[Stored data]

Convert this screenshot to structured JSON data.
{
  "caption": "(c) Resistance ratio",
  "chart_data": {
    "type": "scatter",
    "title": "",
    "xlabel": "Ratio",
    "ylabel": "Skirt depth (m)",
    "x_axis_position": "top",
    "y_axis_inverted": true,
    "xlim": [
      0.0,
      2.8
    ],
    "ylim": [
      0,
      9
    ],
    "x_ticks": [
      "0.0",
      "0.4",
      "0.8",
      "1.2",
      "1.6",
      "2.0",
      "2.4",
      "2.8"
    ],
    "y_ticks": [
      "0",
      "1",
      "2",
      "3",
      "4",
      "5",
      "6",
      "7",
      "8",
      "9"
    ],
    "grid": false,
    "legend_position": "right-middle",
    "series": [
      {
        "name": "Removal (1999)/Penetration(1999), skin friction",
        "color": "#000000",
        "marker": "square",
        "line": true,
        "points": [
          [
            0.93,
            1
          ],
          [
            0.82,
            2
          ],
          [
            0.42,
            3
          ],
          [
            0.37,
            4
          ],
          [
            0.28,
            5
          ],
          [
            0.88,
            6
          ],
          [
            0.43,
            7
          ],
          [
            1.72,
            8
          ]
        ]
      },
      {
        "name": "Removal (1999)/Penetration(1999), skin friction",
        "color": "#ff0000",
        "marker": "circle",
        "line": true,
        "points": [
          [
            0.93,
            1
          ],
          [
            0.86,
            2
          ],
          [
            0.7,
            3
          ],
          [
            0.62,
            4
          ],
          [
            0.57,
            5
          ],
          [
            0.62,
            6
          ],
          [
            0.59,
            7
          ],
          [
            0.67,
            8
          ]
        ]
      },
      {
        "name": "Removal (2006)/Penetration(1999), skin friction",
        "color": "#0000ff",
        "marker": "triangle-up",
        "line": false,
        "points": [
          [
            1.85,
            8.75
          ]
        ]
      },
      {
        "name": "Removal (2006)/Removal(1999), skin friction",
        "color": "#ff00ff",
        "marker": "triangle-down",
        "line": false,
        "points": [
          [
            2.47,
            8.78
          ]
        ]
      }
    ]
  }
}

=== Directive ===
Give only the count of lines in which the string "triangle" appears.

=== Correct response ===
2